- _What is expected_: Give every line from the entries that contains "hubungan".

- _Provided material_:
>>>>>

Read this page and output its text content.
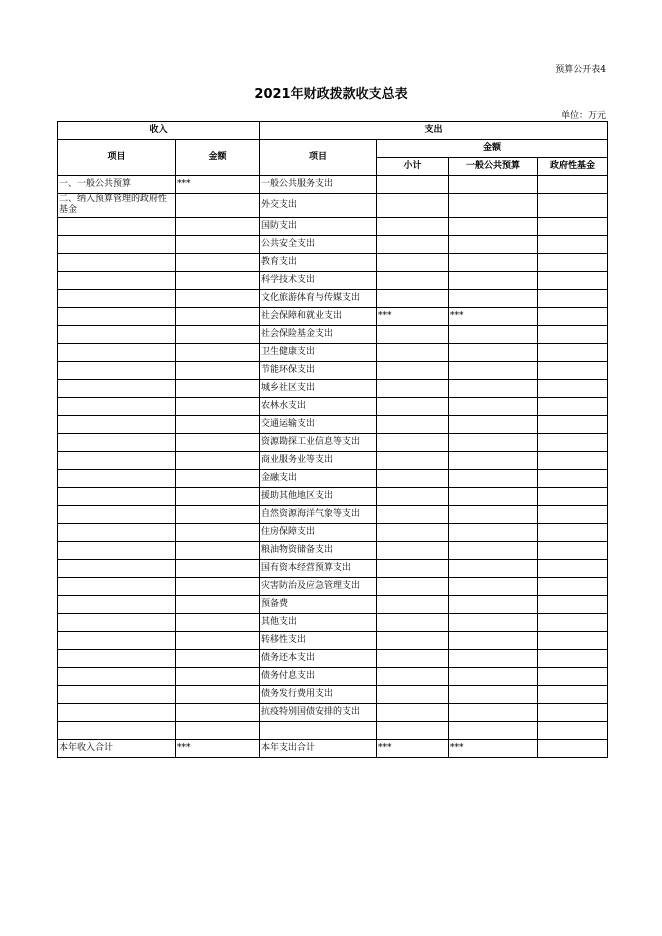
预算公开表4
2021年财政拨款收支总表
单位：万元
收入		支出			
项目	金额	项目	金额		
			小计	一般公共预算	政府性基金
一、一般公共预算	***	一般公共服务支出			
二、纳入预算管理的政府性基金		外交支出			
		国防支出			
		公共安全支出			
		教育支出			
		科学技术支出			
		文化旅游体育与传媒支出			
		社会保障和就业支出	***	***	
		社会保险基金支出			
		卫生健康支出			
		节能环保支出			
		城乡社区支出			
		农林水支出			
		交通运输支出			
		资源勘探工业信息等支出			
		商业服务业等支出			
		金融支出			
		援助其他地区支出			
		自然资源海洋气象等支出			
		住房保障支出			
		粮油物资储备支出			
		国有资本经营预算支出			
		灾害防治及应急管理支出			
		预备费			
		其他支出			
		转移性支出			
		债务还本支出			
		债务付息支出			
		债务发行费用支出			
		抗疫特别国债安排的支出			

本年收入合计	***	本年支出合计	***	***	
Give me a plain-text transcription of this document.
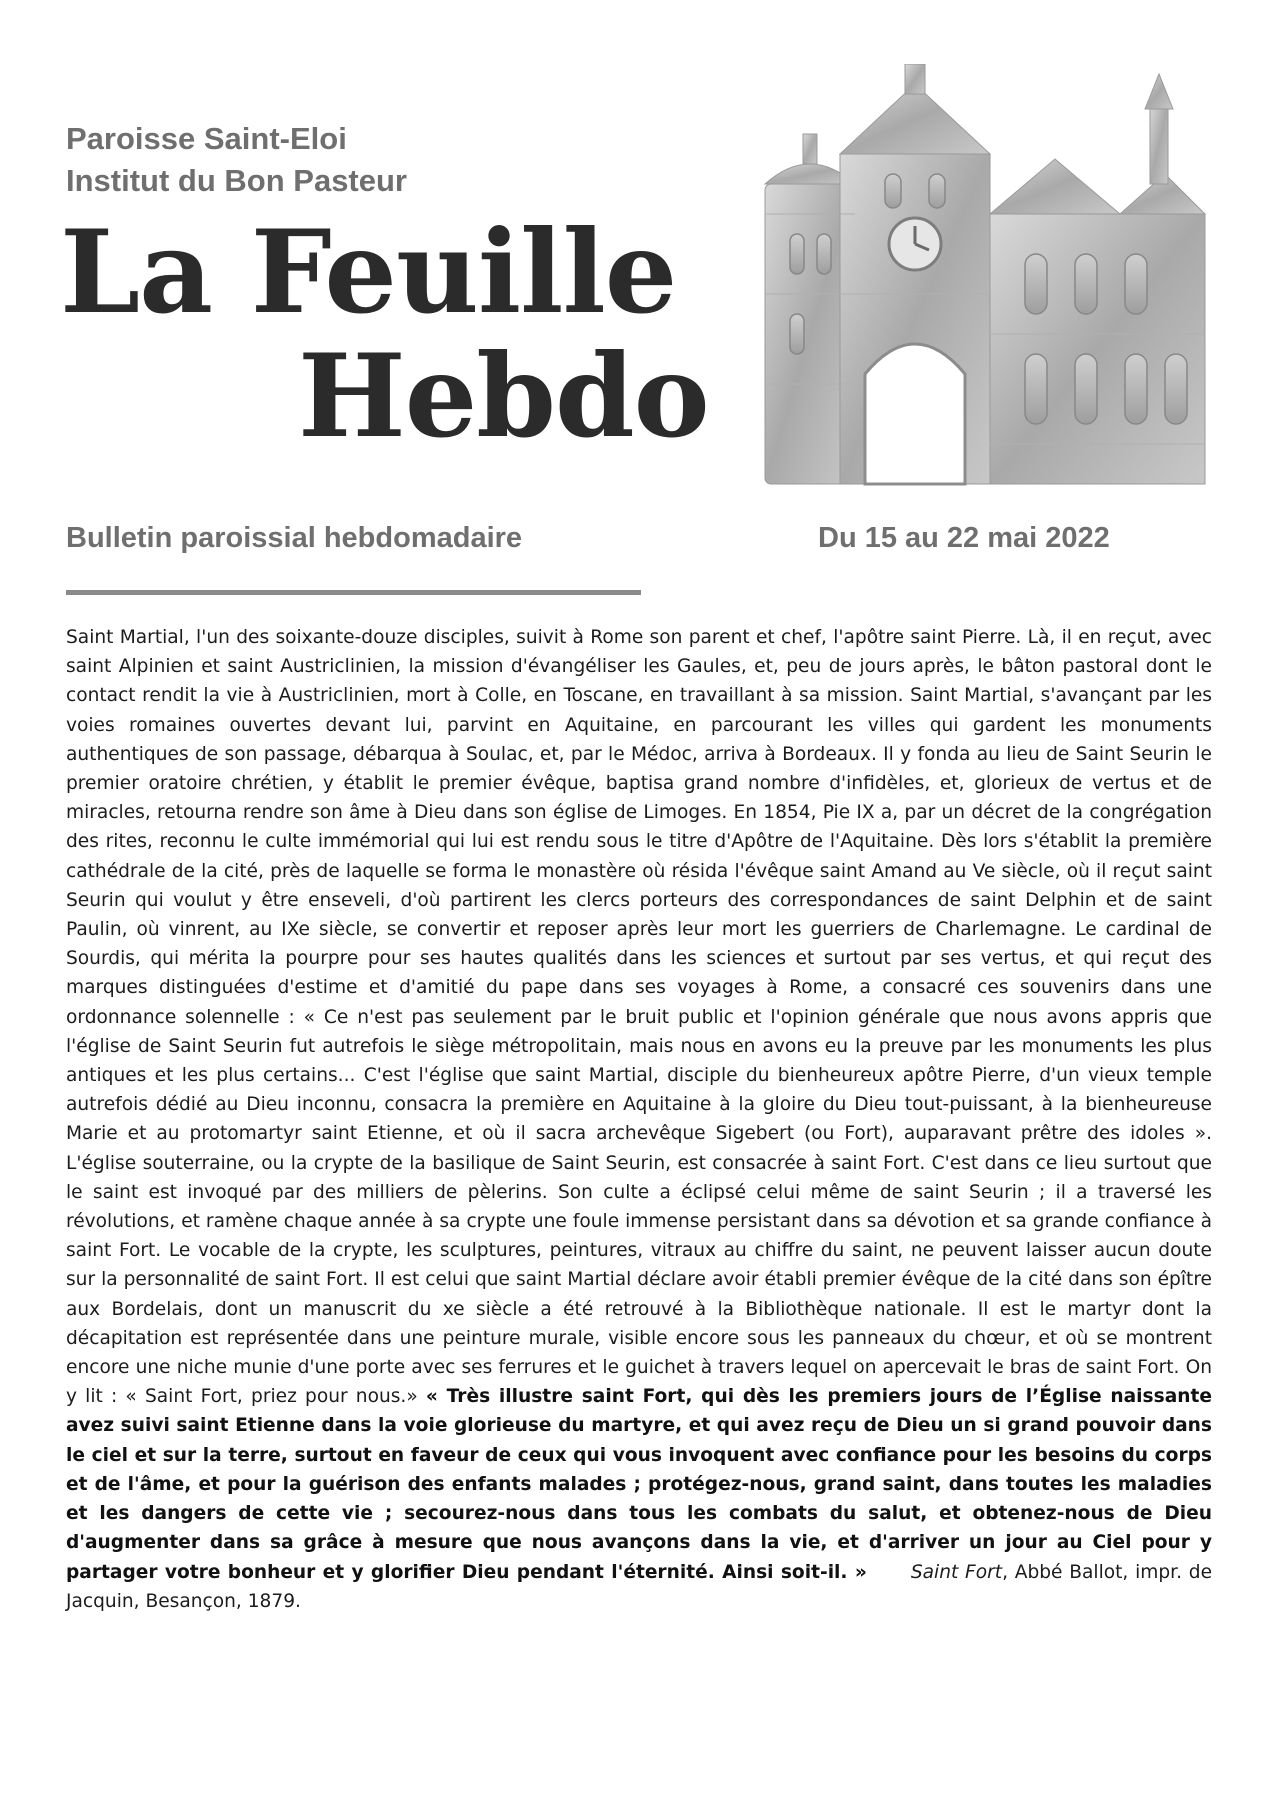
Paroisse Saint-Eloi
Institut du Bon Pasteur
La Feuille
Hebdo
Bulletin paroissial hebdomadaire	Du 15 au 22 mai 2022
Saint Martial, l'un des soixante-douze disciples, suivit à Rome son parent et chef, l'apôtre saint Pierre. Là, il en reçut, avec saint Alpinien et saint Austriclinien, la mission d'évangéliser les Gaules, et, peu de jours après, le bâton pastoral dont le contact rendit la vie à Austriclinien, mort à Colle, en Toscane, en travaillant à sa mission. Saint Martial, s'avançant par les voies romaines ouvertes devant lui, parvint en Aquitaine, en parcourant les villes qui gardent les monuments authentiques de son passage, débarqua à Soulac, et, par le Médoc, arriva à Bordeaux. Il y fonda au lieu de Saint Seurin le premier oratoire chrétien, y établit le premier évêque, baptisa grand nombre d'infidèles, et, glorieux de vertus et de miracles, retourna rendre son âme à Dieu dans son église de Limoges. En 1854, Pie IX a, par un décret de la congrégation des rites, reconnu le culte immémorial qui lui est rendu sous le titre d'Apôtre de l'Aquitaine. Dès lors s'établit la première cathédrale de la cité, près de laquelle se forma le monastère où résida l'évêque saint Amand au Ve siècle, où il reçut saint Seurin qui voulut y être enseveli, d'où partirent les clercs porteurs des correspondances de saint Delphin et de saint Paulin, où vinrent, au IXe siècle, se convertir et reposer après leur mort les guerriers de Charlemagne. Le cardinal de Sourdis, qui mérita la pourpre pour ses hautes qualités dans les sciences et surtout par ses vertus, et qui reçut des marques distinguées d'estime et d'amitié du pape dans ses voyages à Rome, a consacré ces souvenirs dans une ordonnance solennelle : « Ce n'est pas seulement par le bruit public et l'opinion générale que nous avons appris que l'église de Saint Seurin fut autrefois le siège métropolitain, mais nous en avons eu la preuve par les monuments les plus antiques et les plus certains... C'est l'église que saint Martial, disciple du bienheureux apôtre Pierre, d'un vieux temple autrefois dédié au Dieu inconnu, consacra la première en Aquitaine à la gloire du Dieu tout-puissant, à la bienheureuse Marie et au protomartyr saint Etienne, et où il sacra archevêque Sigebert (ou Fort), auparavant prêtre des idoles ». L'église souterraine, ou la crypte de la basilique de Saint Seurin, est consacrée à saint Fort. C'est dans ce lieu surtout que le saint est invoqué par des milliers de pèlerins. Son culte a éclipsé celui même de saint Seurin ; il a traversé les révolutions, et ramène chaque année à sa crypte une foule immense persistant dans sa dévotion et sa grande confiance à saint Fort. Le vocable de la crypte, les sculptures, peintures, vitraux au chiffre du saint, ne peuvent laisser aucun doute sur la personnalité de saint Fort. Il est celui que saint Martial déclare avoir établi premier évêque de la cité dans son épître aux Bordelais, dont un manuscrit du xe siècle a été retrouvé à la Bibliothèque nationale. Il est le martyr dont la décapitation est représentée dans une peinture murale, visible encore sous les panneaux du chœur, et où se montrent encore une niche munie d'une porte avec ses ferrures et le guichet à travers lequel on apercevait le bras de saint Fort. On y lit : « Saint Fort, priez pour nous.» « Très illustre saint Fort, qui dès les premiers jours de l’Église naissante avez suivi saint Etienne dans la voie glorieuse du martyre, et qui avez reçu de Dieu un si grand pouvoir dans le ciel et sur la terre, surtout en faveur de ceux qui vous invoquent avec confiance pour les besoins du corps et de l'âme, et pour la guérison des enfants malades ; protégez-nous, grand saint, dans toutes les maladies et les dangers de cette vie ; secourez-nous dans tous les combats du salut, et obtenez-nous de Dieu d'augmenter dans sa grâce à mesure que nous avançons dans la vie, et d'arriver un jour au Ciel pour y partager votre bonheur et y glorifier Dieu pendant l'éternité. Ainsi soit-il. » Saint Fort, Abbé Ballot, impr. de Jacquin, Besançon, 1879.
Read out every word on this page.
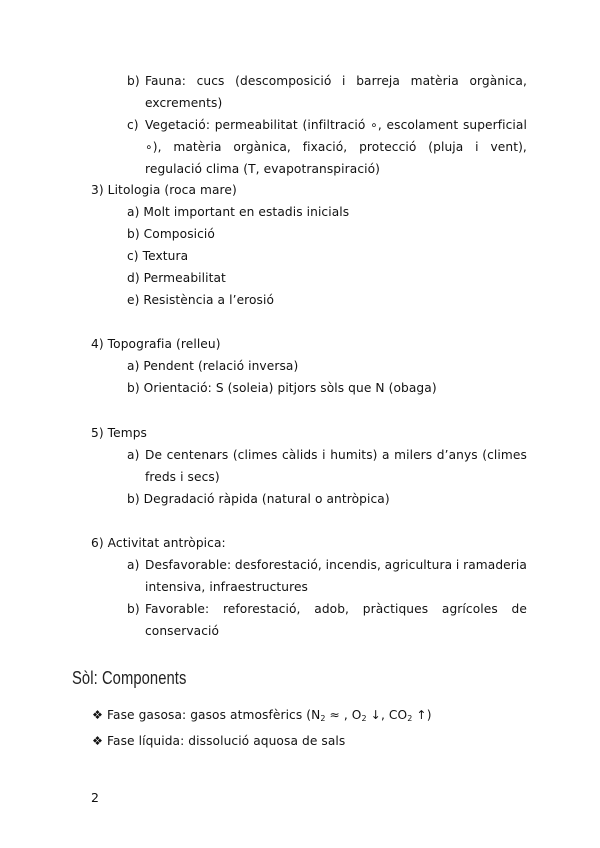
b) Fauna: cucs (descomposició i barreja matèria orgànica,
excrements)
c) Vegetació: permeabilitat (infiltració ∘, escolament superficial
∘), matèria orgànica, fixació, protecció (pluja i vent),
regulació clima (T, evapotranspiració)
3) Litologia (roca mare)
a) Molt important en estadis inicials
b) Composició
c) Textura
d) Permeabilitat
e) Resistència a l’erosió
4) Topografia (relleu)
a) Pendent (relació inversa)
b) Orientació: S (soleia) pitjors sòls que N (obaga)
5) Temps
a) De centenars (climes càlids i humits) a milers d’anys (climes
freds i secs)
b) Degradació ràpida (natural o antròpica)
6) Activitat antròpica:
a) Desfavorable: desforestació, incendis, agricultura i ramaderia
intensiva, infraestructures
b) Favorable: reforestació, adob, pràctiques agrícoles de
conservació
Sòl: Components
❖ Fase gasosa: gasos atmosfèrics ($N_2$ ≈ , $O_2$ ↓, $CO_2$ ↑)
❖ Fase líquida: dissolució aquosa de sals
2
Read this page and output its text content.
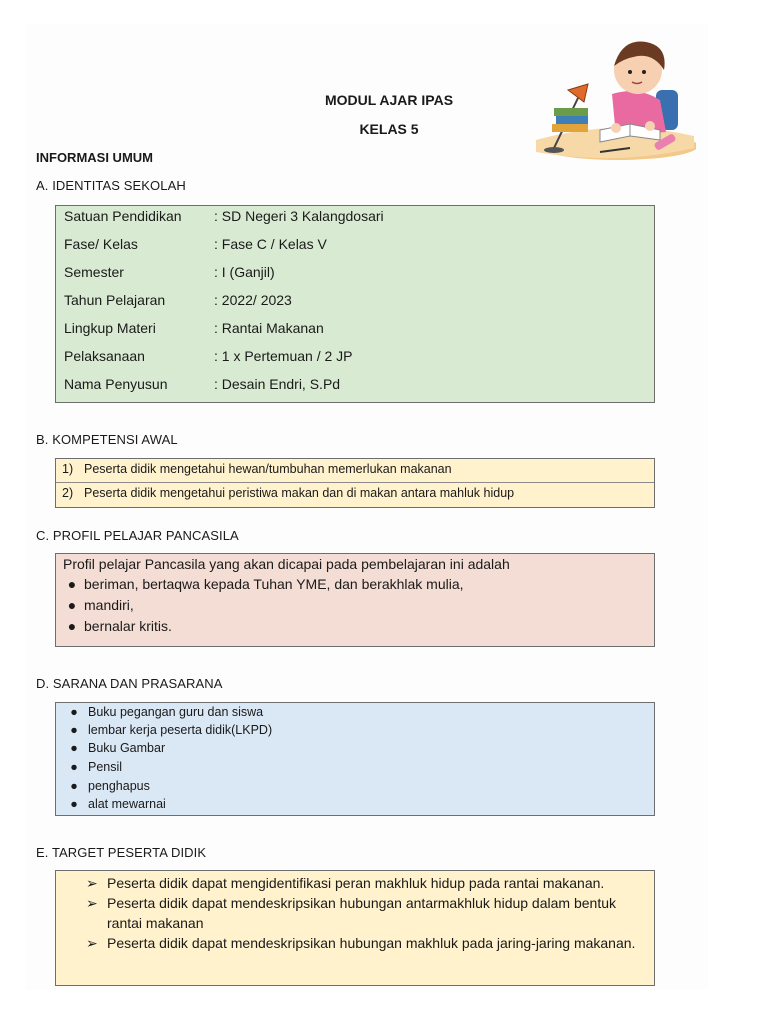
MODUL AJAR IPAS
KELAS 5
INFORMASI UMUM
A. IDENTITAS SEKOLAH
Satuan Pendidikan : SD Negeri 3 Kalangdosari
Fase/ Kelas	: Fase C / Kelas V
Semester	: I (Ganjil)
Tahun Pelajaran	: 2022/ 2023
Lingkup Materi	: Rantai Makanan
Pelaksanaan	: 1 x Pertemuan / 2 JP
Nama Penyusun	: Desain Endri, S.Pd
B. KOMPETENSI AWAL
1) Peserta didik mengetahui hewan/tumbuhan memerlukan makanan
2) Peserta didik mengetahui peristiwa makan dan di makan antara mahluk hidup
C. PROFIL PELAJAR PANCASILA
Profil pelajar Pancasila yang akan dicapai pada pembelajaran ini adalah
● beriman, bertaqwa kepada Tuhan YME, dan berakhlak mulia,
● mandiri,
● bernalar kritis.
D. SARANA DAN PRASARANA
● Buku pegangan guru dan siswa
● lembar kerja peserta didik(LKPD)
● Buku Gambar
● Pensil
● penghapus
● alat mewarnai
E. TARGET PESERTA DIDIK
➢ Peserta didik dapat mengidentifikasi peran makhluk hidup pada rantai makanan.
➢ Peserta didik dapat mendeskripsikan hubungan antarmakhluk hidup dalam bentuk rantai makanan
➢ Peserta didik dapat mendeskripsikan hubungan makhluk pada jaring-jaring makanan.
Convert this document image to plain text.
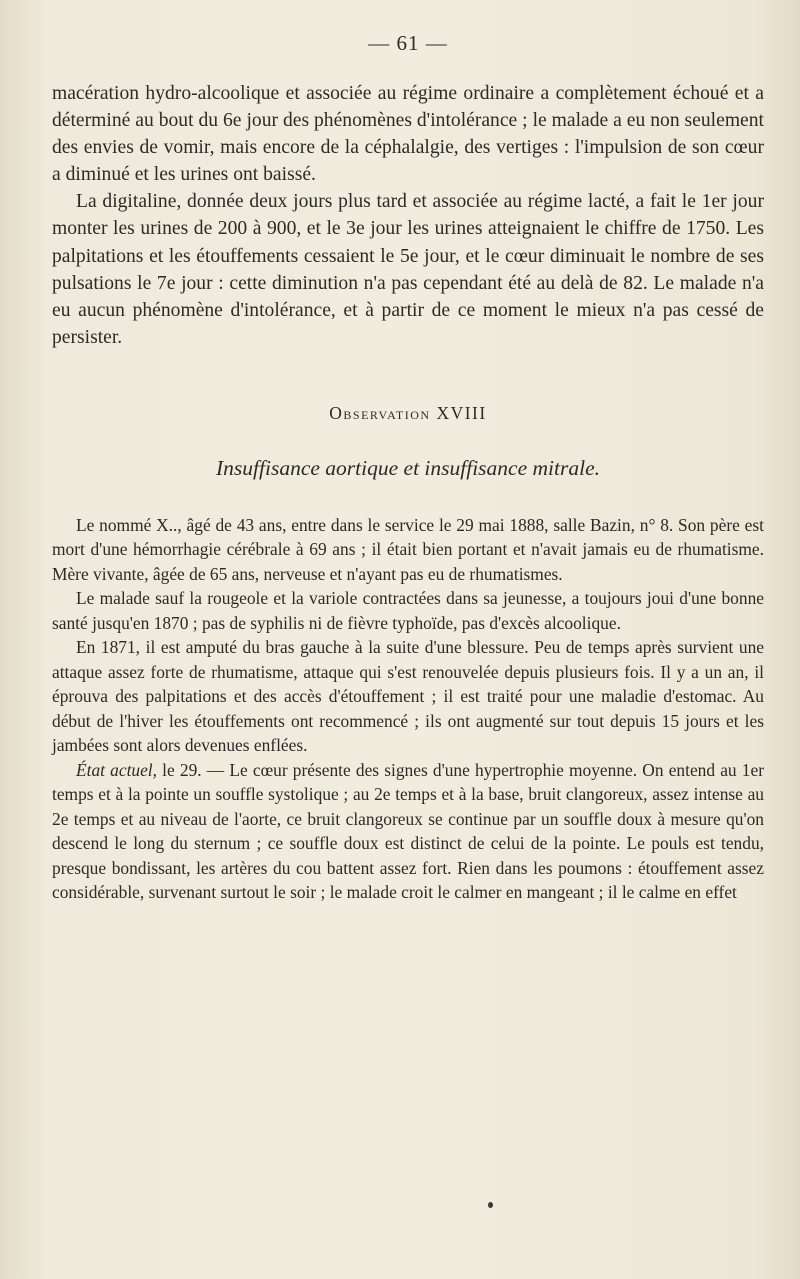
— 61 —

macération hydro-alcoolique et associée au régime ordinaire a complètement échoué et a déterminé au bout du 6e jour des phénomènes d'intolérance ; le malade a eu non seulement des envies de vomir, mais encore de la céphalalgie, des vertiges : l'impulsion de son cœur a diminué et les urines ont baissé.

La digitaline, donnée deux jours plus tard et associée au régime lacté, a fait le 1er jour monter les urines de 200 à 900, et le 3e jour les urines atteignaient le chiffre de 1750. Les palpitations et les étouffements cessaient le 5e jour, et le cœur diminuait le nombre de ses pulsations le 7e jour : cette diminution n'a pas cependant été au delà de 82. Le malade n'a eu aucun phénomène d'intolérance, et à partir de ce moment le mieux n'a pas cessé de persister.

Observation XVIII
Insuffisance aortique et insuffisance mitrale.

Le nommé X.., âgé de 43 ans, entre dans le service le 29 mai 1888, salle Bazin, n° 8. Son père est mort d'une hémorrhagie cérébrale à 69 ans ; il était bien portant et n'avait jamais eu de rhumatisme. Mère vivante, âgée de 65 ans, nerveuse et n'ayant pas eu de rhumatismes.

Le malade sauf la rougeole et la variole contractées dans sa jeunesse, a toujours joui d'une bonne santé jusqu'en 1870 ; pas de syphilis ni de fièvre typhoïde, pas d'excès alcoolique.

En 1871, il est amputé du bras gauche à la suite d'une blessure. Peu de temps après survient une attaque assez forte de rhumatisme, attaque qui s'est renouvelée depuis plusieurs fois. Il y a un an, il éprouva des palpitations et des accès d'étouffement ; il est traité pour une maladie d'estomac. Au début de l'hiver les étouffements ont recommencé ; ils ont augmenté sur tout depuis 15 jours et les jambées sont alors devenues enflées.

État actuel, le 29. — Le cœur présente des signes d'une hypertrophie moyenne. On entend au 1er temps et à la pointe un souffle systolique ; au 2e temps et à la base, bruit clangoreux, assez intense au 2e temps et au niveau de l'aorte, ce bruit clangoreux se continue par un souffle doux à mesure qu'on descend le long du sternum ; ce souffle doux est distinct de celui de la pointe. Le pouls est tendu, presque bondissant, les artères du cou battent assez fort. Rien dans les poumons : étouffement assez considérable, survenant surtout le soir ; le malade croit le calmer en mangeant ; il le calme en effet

<<<<<

- _Result for this exercise_:
➢ Peserta didik dapat mendeskripsikan hubungan antarmakhluk hidup dalam bentuk rantai makanan
➢ Peserta didik dapat mendeskripsikan hubungan makhluk pada jaring-jaring makanan.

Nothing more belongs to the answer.